>> BEGIN Records to use
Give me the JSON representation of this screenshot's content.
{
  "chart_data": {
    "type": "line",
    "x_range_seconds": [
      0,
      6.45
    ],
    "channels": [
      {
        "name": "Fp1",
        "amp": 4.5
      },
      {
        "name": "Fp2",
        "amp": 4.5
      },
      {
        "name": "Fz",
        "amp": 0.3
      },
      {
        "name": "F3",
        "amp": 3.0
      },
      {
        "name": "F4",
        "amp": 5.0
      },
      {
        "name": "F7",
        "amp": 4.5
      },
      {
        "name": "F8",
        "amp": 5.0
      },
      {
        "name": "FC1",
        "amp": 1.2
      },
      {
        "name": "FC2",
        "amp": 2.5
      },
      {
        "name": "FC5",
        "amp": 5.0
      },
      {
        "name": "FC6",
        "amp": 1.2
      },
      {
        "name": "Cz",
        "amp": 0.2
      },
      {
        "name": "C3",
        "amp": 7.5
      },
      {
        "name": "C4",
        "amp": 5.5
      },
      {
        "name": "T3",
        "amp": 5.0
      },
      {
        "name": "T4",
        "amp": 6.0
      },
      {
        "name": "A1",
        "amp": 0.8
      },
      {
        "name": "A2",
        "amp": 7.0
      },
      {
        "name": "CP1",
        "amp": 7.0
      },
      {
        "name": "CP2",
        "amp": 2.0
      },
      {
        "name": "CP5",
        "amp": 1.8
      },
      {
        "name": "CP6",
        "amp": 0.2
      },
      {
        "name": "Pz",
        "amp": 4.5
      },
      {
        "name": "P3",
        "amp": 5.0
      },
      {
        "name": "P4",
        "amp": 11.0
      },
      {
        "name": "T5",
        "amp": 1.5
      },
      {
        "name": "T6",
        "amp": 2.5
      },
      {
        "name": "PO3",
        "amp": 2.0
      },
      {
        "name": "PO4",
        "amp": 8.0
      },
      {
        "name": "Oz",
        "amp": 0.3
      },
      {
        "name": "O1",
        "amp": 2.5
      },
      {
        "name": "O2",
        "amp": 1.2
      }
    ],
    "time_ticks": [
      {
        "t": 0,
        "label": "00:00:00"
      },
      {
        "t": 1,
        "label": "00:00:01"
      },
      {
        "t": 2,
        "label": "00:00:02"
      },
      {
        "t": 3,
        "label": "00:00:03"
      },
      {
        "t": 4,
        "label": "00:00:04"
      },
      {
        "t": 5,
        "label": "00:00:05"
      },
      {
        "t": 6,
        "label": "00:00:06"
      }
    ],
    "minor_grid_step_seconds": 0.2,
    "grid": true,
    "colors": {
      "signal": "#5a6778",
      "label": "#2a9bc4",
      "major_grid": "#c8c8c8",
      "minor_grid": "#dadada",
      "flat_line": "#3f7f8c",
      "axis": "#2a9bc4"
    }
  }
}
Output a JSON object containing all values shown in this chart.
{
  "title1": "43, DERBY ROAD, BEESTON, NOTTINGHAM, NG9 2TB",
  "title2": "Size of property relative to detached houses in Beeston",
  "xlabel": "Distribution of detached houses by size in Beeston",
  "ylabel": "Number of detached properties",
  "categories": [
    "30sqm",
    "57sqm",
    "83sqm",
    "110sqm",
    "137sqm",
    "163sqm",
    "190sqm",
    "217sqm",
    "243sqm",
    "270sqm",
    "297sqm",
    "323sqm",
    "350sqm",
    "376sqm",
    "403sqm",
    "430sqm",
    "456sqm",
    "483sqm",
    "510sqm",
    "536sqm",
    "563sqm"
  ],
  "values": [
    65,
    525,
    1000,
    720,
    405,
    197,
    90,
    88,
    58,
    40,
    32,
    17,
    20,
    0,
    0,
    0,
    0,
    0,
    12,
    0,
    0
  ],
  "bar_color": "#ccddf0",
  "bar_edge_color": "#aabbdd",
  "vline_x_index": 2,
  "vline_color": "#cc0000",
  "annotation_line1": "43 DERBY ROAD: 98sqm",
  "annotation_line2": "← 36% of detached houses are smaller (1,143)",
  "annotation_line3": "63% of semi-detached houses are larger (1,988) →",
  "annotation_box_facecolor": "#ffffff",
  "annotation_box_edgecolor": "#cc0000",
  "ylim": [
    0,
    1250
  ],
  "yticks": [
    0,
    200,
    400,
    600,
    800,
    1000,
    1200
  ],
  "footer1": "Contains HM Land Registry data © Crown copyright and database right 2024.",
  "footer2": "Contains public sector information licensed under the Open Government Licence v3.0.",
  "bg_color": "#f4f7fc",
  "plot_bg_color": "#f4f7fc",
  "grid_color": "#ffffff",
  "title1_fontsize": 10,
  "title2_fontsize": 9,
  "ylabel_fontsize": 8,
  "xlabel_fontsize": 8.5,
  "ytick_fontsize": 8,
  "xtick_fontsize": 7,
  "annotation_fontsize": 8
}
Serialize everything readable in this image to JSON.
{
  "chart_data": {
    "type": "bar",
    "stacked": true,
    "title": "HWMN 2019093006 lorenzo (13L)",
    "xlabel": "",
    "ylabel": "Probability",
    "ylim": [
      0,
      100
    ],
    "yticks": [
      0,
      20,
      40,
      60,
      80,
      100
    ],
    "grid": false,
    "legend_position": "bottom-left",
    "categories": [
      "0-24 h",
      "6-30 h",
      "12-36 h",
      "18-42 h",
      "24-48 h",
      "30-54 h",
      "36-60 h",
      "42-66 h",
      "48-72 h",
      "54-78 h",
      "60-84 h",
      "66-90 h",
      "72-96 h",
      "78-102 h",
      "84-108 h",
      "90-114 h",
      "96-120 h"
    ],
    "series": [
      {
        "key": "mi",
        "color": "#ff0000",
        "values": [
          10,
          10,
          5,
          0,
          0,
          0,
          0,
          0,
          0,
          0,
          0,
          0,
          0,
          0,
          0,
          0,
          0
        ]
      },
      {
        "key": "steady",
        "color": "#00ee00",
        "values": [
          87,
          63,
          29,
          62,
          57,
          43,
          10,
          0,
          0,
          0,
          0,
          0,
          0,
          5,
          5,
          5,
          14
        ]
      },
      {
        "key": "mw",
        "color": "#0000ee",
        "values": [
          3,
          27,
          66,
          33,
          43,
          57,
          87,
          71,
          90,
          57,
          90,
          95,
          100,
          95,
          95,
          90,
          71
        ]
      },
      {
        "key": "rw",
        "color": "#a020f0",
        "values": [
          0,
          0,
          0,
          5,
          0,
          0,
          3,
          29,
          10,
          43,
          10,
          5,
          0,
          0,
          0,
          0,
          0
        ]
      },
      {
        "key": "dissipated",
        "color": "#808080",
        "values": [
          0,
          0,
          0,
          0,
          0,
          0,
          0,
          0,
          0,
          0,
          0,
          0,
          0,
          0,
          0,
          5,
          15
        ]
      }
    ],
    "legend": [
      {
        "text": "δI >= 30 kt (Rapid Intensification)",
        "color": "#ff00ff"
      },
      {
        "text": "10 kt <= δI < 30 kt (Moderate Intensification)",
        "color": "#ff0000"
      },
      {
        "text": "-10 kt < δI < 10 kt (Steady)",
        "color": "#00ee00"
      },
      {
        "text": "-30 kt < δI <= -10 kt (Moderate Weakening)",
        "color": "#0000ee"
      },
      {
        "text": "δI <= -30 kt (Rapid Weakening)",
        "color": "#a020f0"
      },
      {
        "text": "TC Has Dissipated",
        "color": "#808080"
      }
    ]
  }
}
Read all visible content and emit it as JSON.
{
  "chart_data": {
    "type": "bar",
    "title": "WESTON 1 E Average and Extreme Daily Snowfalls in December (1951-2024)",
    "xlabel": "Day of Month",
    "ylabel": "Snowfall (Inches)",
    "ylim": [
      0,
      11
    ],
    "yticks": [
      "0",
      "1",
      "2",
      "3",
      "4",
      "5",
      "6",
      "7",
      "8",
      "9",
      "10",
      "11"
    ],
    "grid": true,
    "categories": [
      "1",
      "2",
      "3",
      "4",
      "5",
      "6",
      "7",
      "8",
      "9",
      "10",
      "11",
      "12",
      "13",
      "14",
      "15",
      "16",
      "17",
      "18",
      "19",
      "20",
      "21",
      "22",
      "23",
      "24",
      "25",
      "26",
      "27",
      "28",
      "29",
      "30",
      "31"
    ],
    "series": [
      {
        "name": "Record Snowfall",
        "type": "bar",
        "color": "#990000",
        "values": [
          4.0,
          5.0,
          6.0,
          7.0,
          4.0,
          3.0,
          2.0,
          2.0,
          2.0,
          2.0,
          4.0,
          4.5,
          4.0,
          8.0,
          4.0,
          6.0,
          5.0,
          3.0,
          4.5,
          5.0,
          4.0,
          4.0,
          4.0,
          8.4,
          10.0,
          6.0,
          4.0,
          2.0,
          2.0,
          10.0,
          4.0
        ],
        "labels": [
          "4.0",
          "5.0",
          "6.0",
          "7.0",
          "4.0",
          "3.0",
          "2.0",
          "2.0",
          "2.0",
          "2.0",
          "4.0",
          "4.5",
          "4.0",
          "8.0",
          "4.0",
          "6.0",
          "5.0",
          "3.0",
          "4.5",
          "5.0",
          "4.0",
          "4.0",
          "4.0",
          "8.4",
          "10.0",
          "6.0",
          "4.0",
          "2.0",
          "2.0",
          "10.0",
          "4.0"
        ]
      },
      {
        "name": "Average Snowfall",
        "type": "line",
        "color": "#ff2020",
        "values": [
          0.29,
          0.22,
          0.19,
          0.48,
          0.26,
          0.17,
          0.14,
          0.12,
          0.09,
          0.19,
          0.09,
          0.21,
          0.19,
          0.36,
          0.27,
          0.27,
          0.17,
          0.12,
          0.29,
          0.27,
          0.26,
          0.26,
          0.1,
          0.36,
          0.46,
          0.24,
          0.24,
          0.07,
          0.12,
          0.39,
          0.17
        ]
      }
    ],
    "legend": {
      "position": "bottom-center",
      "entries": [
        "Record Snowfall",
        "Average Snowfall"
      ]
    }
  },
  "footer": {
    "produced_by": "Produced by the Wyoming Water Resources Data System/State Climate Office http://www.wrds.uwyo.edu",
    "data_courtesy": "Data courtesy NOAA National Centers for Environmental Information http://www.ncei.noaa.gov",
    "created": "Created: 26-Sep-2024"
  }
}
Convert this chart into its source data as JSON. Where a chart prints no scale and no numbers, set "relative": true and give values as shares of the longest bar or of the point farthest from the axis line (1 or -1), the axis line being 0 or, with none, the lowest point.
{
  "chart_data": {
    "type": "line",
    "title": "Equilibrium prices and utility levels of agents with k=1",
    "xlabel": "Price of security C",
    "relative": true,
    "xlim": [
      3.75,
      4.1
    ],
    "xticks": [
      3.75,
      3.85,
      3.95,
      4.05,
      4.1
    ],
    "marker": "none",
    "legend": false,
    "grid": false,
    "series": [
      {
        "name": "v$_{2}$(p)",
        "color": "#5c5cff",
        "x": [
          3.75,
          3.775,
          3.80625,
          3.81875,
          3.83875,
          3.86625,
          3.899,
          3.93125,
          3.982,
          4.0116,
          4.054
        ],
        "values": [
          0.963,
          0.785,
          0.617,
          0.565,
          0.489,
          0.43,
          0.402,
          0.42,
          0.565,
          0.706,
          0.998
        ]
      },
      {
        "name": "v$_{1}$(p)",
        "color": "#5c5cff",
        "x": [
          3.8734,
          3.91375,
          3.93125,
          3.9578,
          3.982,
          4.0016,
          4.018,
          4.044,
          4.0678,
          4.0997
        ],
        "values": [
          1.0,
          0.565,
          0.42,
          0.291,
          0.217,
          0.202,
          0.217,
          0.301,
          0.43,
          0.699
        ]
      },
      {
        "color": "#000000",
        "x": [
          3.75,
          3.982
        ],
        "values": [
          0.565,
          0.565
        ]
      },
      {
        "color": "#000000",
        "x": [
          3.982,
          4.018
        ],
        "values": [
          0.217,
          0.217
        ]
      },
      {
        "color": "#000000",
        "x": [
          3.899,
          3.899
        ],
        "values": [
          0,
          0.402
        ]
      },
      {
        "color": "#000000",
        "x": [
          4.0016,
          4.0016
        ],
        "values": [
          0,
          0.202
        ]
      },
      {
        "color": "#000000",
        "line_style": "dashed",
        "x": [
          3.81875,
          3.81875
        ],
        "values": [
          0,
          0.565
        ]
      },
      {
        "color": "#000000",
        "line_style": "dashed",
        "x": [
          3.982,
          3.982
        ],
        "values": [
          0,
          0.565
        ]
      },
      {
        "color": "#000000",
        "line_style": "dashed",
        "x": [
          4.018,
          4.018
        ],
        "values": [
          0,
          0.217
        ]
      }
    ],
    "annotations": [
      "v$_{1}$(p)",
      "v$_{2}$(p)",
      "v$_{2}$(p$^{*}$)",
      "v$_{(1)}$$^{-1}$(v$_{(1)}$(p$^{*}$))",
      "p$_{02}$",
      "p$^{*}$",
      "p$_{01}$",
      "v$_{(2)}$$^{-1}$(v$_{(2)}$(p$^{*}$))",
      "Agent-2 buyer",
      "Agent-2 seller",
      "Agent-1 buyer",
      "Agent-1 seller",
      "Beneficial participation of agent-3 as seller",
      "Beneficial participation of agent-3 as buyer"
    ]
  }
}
>> END Records to use
- _Stated exercise_: Above is a listing; report how many of its lines include the word "houses", giving the number only.

- _Complete response_: 4